* [INPUT FOR THIS TASK]
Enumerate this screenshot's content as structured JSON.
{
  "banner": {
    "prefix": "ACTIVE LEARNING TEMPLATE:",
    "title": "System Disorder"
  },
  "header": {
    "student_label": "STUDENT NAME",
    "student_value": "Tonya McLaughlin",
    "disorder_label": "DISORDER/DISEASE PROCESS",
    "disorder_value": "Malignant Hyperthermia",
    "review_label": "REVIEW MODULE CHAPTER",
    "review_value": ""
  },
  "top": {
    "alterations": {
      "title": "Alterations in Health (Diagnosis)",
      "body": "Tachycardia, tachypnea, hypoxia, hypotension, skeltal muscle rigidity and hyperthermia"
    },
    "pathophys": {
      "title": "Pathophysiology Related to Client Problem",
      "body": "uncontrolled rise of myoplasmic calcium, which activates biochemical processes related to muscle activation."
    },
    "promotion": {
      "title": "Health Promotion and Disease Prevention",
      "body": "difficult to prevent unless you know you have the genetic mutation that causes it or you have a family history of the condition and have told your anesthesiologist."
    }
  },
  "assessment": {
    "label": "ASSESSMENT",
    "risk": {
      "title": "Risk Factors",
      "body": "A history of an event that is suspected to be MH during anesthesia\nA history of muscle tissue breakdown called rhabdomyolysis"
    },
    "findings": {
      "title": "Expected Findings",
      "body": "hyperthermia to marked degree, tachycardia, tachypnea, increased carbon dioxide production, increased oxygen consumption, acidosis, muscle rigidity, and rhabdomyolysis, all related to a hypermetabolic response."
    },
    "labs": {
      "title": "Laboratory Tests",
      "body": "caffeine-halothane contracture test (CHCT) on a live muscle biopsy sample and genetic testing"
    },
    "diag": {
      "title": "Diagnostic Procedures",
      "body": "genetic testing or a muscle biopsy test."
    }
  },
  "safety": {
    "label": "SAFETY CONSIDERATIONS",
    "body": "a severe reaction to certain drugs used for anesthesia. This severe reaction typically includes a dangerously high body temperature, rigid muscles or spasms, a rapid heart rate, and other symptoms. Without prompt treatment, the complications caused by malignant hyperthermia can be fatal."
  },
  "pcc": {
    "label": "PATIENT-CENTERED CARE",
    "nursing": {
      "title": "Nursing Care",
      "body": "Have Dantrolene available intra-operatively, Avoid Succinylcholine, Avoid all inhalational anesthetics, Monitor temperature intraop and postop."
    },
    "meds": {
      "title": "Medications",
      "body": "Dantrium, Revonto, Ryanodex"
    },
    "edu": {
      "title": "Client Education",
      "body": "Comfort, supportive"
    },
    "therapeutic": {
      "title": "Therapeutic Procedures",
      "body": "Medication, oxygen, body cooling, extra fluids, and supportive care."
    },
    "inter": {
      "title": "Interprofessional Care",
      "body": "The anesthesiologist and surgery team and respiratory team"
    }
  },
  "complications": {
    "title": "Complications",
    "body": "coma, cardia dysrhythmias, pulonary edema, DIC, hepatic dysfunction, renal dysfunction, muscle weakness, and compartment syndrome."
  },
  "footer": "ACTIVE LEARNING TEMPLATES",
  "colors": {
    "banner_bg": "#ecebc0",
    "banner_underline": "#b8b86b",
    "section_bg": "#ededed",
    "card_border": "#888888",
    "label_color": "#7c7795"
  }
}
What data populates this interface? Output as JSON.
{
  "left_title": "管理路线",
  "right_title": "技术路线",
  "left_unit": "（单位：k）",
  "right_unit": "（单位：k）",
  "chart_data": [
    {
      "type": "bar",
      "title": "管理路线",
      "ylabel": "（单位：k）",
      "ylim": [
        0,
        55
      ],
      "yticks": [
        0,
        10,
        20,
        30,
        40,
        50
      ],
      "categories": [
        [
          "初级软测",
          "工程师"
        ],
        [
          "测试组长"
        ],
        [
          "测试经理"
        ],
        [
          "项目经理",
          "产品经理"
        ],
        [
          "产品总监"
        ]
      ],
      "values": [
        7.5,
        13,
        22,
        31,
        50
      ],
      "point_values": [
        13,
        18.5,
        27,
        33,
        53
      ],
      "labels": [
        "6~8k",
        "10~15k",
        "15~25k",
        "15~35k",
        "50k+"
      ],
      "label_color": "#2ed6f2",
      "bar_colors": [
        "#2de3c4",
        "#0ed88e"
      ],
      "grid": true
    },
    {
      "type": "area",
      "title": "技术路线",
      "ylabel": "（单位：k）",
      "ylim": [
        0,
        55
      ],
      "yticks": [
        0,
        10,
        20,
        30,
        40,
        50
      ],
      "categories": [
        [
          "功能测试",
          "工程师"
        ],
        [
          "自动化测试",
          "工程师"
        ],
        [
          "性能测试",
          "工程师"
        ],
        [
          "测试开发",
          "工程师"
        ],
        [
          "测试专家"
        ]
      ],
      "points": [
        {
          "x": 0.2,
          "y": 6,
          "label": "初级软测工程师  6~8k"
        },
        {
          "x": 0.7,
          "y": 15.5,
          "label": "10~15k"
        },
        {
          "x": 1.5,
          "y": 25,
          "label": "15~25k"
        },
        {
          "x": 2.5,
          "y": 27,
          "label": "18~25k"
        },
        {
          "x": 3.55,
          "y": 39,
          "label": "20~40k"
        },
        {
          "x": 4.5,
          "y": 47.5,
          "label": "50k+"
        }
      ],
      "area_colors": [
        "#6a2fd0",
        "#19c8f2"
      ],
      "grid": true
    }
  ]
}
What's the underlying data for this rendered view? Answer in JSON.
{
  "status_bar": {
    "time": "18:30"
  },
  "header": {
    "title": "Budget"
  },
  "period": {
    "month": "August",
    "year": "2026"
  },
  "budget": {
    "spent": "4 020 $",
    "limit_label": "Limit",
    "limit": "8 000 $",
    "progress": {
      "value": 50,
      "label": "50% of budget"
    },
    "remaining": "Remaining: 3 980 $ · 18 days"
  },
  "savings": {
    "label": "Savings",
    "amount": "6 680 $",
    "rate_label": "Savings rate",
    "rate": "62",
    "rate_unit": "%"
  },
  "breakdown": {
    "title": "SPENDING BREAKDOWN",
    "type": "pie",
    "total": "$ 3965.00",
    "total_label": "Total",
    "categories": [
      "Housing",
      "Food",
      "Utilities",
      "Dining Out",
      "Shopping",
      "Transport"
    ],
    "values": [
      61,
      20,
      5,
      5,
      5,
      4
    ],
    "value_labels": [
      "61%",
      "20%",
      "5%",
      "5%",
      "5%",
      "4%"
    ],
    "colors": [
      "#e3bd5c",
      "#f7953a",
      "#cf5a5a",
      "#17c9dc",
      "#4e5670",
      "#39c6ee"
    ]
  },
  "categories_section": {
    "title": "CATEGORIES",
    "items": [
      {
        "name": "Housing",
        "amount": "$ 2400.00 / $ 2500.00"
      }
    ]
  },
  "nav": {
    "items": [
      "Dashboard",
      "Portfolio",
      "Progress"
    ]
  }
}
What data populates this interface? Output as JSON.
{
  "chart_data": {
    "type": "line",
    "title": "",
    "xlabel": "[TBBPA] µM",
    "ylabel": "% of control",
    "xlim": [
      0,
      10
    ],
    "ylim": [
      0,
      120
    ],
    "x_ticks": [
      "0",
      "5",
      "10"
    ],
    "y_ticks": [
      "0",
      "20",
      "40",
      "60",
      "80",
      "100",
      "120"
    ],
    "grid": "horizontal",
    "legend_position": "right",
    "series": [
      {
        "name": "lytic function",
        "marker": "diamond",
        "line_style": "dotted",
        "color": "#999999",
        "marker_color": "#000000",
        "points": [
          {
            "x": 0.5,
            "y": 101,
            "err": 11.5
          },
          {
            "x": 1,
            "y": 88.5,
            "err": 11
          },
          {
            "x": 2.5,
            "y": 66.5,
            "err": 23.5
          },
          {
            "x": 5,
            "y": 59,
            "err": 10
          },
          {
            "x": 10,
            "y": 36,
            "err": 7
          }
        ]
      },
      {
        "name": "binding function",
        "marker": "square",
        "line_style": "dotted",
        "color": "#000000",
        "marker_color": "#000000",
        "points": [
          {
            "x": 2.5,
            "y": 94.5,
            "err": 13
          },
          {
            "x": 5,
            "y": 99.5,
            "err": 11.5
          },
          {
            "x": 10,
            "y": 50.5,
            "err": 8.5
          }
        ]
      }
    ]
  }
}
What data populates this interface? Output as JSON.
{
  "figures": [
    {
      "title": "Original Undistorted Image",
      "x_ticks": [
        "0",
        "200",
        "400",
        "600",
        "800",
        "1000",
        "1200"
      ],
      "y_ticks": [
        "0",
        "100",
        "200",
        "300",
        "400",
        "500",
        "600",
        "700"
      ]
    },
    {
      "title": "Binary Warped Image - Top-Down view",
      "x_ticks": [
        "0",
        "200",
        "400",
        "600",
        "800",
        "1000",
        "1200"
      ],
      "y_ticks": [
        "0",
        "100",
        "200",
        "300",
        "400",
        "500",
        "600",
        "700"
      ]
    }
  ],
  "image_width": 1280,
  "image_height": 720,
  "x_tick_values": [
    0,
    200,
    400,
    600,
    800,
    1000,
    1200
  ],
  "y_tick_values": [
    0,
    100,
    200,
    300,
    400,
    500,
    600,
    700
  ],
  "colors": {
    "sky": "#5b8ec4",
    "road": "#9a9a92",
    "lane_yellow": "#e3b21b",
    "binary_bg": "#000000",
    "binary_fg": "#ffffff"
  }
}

* [GIVEN TASK]
Check each line above for the string "testing", then copy the ones that have it.

* [REPLY TO THE TASK]
      "body": "caffeine-halothane contracture test (CHCT) on a live muscle biopsy sample and genetic testing"
      "body": "genetic testing or a muscle biopsy test."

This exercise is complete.